====== Provided passage ======

[Qemu-devel] converting the block layer from coroutines to threads

qemu-devel.nongnu.org archive mirror
 help / color / mirror / Atom feed

* [Qemu-devel] converting the block layer from coroutines to threads
@ 2012-02-24 19:02 Paolo Bonzini
  2012-02-24 19:22 ` Anthony Liguori
  0 siblings, 1 reply; 5+ messages in thread
From: Paolo Bonzini @ 2012-02-24 19:02 UTC (permalink / raw)
  To: qemu-devel, Stefan Hajnoczi

Hi all,

a few weeks ago Stefan Hajnoczi pointed me to his work on virtio-blk
performance.

Stefan's work had two sides.  First, he captured very nice performance
data of the block layer at
http://www.linux-kvm.org/page/Virtio/Block/Latency; second, in order to
measure peak performance, he basically implemented "vhost-blk" in
userspace.  This second part adds a thread for each block device that is
activated via ioeventfd and converts virtio requests to AIO calls on the
host.  It is quite restricted, as it only supports raw files and Linux
AIO, but it achieved performance improvements of IIRC 2-3x on big machines.

We talked a bit about how to generalize the work and bring it upstream,
and one idea was to make a fully multi-threaded block/AIO layer.  This
is a prerequisite for processing devices in their own thread, but it
would also be an occasion to clean up several pieces of code, magically
add AIO support for Windows, and probably be a good step towards making
libblockformat.

And, it turns out that multi-threading block is not that difficult.

There are basically two parts in converting from coroutines to threads.
 One is to protect shared data, and we do quite well here because we
already protect most bits with CoMutexes.  The second is to remove
manual scheduling (CoQueues) and replace it with standard thread
synchronization primitives, such as condition variables and semaphores.

For the first part, there are relatively few pieces of data that are
shared by multiple coroutines and need to be protected by blocks, namely
bottom halves and timers.

For the second part, CoQueues are used by the throttled and tracked
request lists.  These lists also have to be protected by their own mutex.

I have made an attempt at it in my github repo's thread-blocks branch.

====== Data extract ======

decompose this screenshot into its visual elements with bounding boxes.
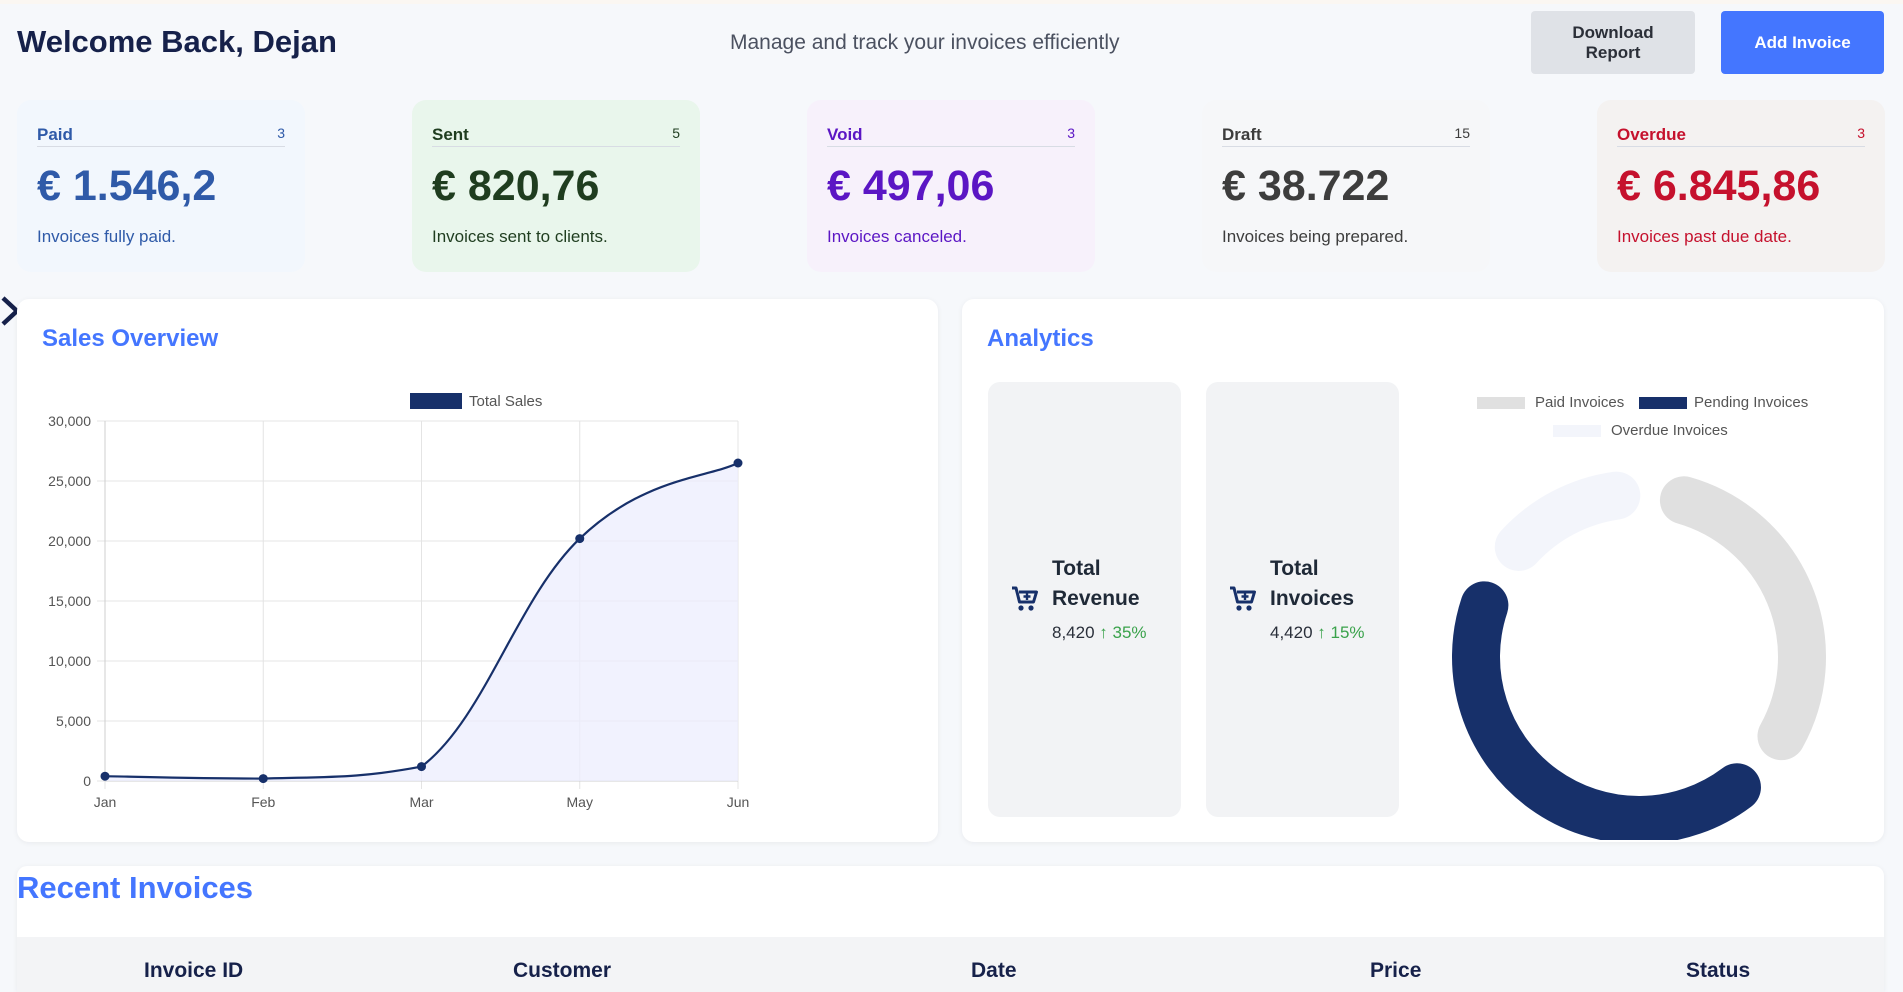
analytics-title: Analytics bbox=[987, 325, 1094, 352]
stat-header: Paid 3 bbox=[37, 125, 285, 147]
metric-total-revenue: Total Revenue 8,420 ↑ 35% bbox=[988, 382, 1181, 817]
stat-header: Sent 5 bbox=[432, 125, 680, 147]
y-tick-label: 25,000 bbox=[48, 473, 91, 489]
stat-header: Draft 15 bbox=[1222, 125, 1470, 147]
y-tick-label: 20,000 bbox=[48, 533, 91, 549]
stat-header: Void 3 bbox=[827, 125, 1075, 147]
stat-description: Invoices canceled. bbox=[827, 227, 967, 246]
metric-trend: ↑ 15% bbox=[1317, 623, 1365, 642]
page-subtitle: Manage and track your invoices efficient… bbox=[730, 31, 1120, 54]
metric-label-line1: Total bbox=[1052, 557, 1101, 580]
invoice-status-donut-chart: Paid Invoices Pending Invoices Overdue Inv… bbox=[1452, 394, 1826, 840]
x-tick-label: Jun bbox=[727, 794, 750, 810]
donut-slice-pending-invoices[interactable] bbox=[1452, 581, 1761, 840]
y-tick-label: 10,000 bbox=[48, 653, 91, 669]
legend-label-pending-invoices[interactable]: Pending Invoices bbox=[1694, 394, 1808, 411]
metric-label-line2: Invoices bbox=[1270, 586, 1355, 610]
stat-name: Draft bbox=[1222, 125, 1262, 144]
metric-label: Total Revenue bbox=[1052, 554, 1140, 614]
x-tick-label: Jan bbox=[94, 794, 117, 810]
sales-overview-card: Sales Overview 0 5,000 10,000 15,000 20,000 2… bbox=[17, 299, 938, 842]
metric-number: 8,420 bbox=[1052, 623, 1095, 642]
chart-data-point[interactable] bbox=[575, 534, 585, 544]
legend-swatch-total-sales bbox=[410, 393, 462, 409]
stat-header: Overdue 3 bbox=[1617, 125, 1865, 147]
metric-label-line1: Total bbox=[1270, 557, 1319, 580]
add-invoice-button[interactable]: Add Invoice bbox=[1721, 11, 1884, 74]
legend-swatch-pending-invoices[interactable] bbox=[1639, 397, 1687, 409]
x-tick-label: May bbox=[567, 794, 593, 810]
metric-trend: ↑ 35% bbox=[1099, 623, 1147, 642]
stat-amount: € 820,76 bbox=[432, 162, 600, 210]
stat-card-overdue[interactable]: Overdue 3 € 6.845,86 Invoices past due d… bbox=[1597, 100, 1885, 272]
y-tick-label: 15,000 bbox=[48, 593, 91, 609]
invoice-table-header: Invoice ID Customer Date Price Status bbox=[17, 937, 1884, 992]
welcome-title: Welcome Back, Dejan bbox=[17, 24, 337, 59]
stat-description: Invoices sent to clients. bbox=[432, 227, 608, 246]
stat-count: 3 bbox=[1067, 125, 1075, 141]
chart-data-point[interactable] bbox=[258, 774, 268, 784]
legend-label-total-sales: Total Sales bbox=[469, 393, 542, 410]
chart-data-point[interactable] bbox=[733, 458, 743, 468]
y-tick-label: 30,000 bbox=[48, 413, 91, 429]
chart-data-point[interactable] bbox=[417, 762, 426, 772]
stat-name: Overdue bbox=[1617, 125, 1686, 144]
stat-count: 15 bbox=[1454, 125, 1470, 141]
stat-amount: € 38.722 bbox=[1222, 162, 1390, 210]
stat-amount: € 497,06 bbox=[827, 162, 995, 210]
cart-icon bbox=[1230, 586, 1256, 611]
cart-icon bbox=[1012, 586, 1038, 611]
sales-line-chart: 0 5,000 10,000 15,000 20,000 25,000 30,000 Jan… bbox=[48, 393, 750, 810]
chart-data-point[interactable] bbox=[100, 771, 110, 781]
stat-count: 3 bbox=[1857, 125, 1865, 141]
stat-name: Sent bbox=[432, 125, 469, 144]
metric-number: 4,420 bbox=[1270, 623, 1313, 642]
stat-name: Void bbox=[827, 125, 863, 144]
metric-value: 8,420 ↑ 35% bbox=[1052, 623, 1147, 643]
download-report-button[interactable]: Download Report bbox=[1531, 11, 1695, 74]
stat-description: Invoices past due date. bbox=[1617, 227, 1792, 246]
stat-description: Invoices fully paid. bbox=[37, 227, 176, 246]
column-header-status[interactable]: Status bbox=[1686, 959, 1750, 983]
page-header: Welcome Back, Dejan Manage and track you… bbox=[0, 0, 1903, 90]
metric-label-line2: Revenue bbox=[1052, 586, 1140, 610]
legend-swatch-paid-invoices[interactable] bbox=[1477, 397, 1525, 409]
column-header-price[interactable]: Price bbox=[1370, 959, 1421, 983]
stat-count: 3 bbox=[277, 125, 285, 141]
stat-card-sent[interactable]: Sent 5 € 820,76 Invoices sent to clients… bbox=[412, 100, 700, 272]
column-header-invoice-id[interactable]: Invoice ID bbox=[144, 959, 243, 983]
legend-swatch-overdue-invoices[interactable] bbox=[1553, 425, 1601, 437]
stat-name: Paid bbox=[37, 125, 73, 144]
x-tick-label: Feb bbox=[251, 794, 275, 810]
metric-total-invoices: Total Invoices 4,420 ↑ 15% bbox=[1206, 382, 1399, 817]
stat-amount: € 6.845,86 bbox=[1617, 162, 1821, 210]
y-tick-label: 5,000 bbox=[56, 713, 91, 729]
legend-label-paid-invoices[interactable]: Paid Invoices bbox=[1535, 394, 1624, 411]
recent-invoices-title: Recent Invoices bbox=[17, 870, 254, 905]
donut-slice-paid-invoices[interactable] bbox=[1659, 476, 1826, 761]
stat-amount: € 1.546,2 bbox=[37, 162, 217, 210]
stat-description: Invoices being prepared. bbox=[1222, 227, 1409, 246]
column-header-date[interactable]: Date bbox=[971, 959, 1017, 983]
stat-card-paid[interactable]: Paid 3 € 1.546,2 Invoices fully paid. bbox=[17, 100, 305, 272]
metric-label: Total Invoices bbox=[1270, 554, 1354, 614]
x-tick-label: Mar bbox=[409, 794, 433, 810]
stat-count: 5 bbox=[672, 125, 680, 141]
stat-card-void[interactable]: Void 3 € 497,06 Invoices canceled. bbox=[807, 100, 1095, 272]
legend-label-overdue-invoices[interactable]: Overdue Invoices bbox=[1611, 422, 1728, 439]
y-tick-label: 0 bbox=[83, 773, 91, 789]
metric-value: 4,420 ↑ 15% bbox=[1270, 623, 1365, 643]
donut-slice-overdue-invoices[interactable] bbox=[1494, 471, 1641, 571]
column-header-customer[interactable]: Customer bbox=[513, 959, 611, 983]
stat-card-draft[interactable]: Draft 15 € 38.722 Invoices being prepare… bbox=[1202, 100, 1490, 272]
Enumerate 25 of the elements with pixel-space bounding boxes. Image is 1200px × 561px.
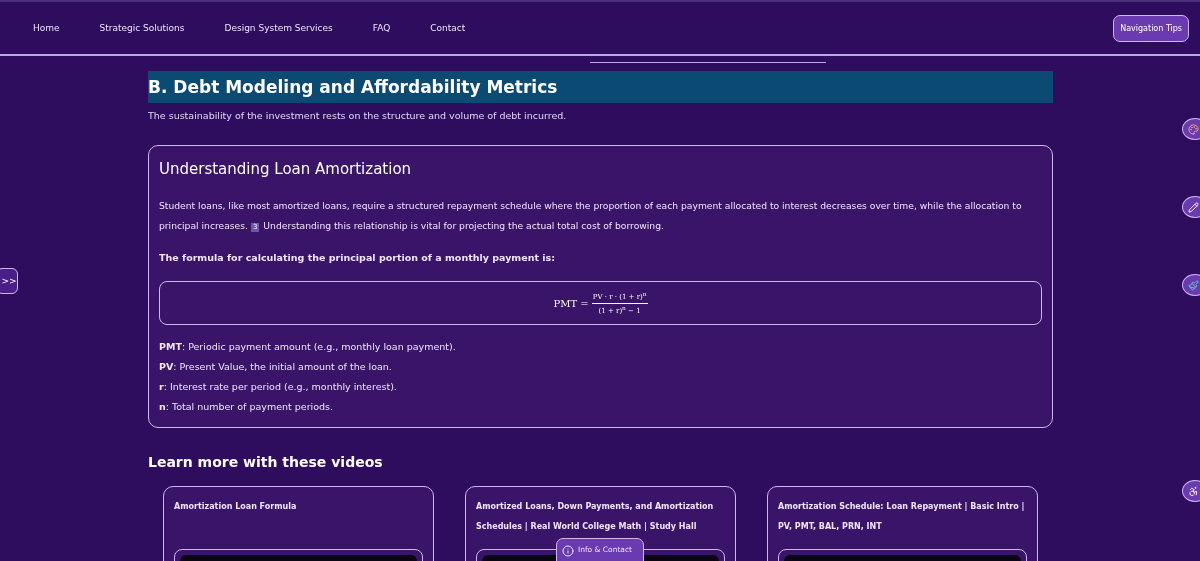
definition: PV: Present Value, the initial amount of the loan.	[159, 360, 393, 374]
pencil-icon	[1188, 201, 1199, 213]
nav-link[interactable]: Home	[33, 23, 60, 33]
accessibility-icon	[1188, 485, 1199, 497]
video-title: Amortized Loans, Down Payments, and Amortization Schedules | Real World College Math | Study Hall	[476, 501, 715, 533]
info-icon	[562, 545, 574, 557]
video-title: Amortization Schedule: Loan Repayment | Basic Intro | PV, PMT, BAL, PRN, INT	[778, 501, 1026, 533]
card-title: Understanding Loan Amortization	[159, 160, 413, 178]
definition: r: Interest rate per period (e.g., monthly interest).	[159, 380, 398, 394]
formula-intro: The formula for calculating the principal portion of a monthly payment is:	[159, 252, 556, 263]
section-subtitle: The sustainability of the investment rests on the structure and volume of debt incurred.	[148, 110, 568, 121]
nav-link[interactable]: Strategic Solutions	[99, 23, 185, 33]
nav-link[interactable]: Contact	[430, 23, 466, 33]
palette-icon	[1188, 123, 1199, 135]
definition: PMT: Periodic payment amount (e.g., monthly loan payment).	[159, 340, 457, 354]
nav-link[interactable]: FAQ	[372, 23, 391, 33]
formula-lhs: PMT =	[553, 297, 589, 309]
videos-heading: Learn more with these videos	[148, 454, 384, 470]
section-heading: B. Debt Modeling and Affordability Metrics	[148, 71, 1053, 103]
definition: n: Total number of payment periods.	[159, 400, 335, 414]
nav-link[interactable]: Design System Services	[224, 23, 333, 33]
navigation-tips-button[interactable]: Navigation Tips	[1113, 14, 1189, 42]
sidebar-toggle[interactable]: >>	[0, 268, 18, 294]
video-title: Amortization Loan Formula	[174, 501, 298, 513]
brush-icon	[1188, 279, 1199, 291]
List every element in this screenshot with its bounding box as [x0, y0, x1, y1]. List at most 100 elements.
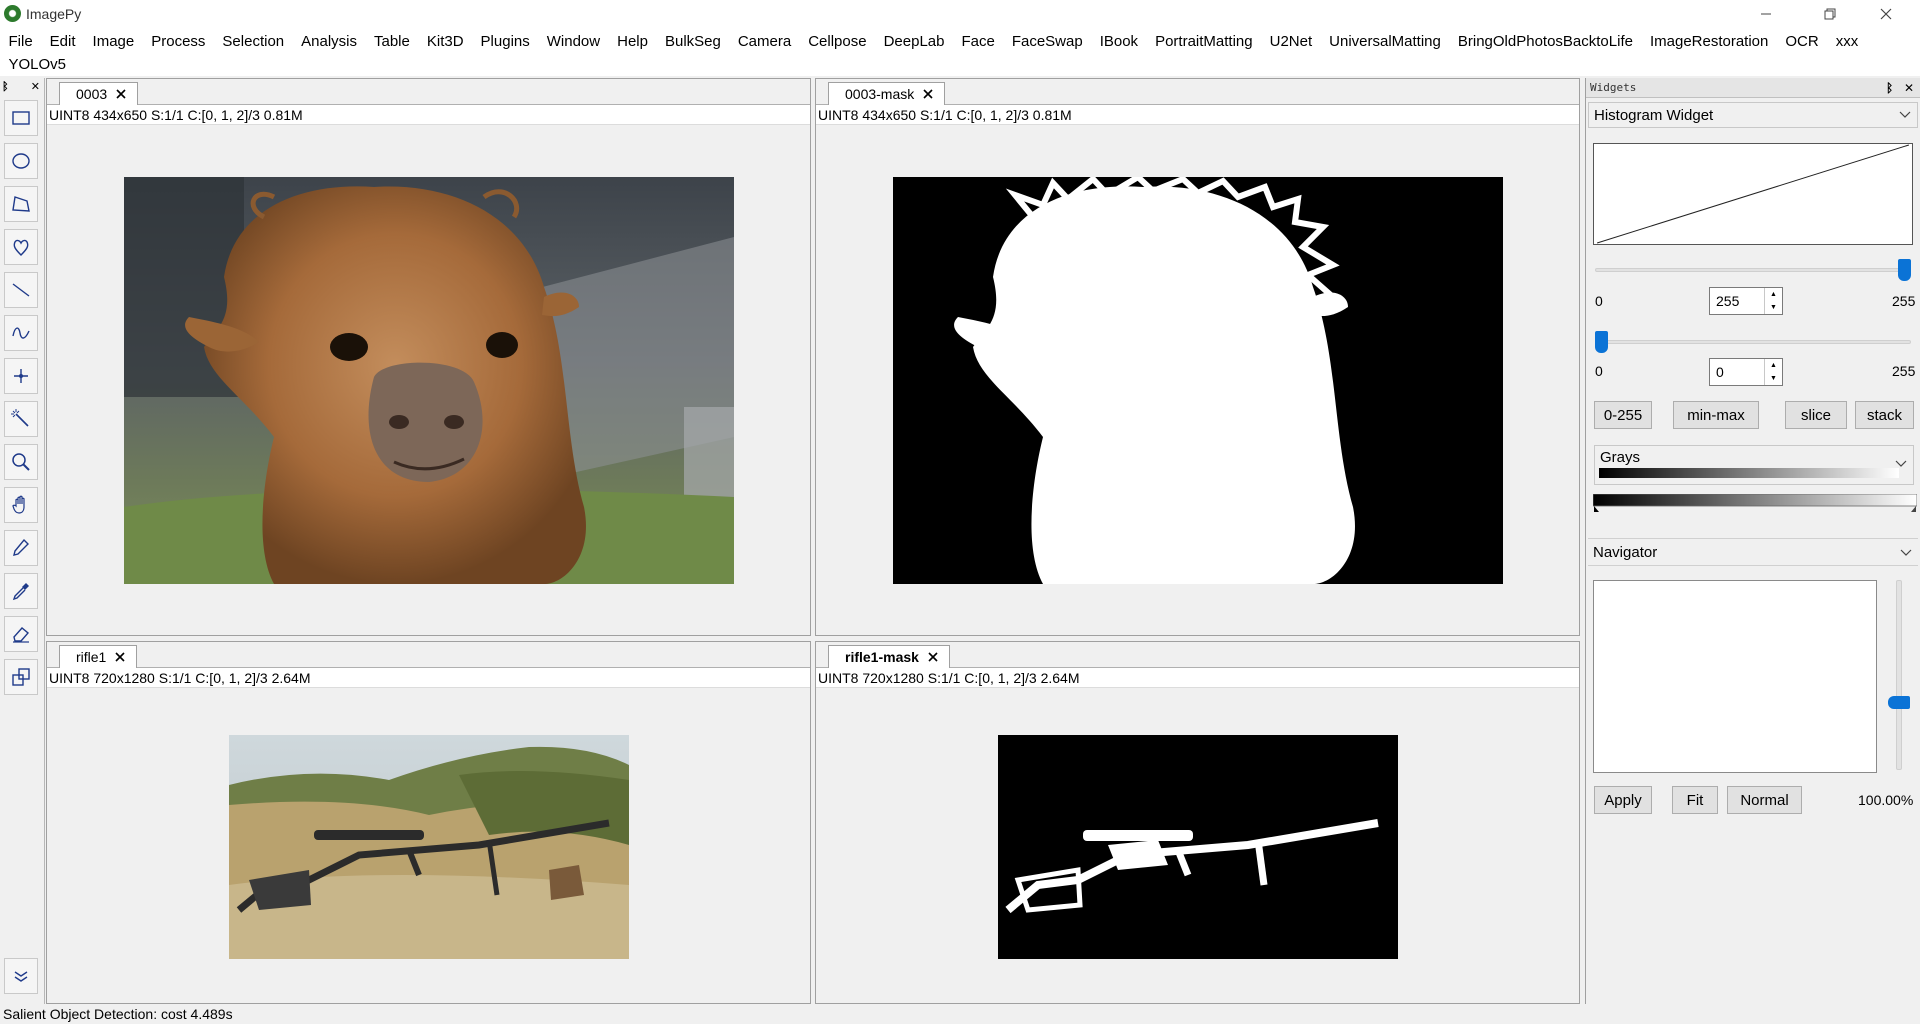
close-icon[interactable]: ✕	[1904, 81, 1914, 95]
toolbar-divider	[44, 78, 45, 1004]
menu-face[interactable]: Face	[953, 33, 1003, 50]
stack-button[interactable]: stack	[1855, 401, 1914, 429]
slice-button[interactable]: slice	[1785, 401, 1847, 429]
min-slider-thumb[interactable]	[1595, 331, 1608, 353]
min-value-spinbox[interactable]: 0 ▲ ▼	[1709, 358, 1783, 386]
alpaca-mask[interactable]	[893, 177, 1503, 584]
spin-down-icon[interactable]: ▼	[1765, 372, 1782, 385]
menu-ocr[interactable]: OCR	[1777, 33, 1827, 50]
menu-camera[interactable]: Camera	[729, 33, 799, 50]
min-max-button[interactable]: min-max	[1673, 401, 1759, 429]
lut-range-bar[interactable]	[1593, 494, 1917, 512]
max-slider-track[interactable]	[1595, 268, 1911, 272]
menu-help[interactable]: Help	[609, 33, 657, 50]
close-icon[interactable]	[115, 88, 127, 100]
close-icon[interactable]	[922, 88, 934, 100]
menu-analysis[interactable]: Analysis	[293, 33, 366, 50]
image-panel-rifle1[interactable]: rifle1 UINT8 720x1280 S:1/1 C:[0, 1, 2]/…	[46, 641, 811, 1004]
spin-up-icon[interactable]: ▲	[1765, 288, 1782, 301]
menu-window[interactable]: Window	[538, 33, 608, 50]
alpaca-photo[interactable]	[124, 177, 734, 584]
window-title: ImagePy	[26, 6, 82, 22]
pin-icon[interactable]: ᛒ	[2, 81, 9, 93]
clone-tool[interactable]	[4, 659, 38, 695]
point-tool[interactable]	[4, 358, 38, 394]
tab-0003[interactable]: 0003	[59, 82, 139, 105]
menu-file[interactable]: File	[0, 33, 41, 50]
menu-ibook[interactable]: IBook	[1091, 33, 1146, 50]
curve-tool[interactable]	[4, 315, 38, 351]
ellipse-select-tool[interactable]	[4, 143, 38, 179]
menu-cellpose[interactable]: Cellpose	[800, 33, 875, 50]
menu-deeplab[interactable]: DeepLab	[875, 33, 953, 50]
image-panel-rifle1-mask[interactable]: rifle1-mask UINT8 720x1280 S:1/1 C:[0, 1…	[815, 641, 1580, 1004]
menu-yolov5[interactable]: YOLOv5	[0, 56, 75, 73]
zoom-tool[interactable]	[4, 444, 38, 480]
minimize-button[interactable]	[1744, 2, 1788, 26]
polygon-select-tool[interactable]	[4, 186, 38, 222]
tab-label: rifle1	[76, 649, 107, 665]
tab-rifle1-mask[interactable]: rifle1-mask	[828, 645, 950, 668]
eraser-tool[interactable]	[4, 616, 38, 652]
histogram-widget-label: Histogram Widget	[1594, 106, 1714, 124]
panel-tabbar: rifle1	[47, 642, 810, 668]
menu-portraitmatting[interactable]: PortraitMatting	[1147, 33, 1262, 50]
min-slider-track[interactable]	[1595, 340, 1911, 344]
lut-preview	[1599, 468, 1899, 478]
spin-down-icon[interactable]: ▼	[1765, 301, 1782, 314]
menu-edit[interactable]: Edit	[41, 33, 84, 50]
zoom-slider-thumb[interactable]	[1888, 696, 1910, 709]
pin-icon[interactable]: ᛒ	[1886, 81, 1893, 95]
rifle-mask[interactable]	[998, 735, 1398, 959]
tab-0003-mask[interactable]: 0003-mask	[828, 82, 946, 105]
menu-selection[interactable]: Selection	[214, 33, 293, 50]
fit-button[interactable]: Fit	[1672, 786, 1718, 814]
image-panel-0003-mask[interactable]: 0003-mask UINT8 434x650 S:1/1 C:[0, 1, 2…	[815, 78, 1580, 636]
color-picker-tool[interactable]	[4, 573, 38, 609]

======

Task instructions =>
A. According to the mailing-list post, which pieces of data shared by multiple coroutines need to be protected?
B. Please repeat the stretch of the mailing-list post from "Stefan's work had" through "on big machines.".

The results =>
A. Bottom halves and timers.

B.
Stefan's work had two sides.  First, he captured very nice performance
data of the block layer at
http://www.linux-kvm.org/page/Virtio/Block/Latency; second, in order to
measure peak performance, he basically implemented "vhost-blk" in
userspace.  This second part adds a thread for each block device that is
activated via ioeventfd and converts virtio requests to AIO calls on the
host.  It is quite restricted, as it only supports raw files and Linux
AIO, but it achieved performance improvements of IIRC 2-3x on big machines.